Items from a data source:
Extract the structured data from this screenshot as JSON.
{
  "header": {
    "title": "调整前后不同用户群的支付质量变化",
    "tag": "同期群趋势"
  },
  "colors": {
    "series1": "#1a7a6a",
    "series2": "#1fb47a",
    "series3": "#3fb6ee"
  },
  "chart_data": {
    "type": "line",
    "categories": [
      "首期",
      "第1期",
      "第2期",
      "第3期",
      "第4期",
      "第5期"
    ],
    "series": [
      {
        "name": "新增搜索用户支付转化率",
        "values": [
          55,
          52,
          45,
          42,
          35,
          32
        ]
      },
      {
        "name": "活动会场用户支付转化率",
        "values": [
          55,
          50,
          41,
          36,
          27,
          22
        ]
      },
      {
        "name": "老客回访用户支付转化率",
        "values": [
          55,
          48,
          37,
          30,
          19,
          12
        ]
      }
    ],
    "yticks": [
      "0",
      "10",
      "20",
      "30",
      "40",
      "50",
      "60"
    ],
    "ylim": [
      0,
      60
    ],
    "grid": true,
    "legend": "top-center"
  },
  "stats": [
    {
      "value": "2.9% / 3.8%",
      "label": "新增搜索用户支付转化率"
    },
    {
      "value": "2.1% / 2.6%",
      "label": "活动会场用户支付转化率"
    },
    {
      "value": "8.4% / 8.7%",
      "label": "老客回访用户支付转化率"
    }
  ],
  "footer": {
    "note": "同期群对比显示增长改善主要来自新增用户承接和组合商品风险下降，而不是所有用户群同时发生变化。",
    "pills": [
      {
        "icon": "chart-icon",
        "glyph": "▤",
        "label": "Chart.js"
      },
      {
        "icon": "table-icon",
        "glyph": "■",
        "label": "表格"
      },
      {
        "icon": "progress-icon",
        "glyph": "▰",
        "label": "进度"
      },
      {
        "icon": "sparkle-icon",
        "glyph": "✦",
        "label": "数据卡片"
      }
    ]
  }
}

Your task: All the data must be duplicated exactly, with nothing added or removed.

Answer to this exercise:
Extract the structured data from this screenshot as JSON.
{
  "header": {
    "title": "调整前后不同用户群的支付质量变化",
    "tag": "同期群趋势"
  },
  "colors": {
    "series1": "#1a7a6a",
    "series2": "#1fb47a",
    "series3": "#3fb6ee"
  },
  "chart_data": {
    "type": "line",
    "categories": [
      "首期",
      "第1期",
      "第2期",
      "第3期",
      "第4期",
      "第5期"
    ],
    "series": [
      {
        "name": "新增搜索用户支付转化率",
        "values": [
          55,
          52,
          45,
          42,
          35,
          32
        ]
      },
      {
        "name": "活动会场用户支付转化率",
        "values": [
          55,
          50,
          41,
          36,
          27,
          22
        ]
      },
      {
        "name": "老客回访用户支付转化率",
        "values": [
          55,
          48,
          37,
          30,
          19,
          12
        ]
      }
    ],
    "yticks": [
      "0",
      "10",
      "20",
      "30",
      "40",
      "50",
      "60"
    ],
    "ylim": [
      0,
      60
    ],
    "grid": true,
    "legend": "top-center"
  },
  "stats": [
    {
      "value": "2.9% / 3.8%",
      "label": "新增搜索用户支付转化率"
    },
    {
      "value": "2.1% / 2.6%",
      "label": "活动会场用户支付转化率"
    },
    {
      "value": "8.4% / 8.7%",
      "label": "老客回访用户支付转化率"
    }
  ],
  "footer": {
    "note": "同期群对比显示增长改善主要来自新增用户承接和组合商品风险下降，而不是所有用户群同时发生变化。",
    "pills": [
      {
        "icon": "chart-icon",
        "glyph": "▤",
        "label": "Chart.js"
      },
      {
        "icon": "table-icon",
        "glyph": "■",
        "label": "表格"
      },
      {
        "icon": "progress-icon",
        "glyph": "▰",
        "label": "进度"
      },
      {
        "icon": "sparkle-icon",
        "glyph": "✦",
        "label": "数据卡片"
      }
    ]
  }
}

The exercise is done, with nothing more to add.